- [Exercise material]
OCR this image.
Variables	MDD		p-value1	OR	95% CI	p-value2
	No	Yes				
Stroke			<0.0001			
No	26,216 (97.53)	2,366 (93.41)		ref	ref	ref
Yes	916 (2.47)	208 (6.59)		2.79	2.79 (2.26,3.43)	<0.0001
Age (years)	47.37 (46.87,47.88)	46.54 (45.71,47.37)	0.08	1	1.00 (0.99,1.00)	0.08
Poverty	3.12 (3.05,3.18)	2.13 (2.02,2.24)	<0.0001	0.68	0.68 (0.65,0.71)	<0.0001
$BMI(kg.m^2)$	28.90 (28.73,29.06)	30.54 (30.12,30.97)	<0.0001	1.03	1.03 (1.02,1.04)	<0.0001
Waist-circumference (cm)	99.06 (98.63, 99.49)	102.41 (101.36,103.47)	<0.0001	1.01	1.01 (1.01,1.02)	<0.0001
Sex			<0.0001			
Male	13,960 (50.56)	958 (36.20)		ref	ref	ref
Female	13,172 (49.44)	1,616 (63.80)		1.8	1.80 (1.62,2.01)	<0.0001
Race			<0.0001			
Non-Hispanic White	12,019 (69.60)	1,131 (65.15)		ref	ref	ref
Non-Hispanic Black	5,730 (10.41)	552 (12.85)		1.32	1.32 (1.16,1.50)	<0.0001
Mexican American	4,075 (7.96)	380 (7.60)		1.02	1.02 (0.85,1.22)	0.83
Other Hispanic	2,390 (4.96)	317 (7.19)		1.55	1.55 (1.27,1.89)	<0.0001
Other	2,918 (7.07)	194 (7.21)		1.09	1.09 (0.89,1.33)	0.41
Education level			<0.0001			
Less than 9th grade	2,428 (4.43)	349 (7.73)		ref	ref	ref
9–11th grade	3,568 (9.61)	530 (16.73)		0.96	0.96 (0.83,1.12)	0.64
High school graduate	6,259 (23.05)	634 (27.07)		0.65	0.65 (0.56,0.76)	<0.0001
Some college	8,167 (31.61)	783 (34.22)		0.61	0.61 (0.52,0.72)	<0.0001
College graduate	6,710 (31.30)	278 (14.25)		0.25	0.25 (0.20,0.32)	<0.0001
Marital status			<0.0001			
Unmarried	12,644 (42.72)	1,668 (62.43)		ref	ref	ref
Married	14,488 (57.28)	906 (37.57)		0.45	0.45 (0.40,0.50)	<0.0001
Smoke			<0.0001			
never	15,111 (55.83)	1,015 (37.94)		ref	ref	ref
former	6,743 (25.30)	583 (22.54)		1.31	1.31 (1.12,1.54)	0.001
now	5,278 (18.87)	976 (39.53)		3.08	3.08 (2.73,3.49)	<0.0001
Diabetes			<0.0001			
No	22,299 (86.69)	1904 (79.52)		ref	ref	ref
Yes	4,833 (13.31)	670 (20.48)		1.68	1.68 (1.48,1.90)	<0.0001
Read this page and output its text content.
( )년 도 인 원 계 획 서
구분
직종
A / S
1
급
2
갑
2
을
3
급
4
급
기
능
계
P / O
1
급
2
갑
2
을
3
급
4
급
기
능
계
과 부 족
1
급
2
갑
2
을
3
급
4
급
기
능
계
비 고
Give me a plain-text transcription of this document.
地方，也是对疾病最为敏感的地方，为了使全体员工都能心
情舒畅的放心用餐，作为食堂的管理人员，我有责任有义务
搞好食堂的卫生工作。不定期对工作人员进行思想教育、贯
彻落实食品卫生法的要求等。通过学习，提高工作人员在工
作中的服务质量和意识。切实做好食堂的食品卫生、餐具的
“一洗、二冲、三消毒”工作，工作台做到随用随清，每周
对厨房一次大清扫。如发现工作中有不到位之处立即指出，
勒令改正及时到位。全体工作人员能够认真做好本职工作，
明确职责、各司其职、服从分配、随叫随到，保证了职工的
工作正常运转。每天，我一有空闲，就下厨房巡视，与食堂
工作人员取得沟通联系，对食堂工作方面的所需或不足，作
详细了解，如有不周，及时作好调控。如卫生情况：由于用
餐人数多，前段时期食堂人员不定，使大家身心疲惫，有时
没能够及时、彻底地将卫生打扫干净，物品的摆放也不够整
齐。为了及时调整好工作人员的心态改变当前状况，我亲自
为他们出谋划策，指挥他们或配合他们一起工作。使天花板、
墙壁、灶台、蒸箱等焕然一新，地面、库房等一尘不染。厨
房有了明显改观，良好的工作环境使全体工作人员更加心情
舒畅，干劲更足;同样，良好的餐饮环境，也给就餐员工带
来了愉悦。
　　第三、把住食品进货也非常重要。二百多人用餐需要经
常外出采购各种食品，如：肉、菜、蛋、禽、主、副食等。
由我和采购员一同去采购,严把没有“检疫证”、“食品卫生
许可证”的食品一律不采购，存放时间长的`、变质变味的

- [Short problem]
Using the material above, report each line where "Hispanic" occurs.

- [Task response]
Non-Hispanic White	12,019 (69.60)	1,131 (65.15)		ref	ref	ref
Non-Hispanic Black	5,730 (10.41)	552 (12.85)		1.32	1.32 (1.16,1.50)	<0.0001
Other Hispanic	2,390 (4.96)	317 (7.19)		1.55	1.55 (1.27,1.89)	<0.0001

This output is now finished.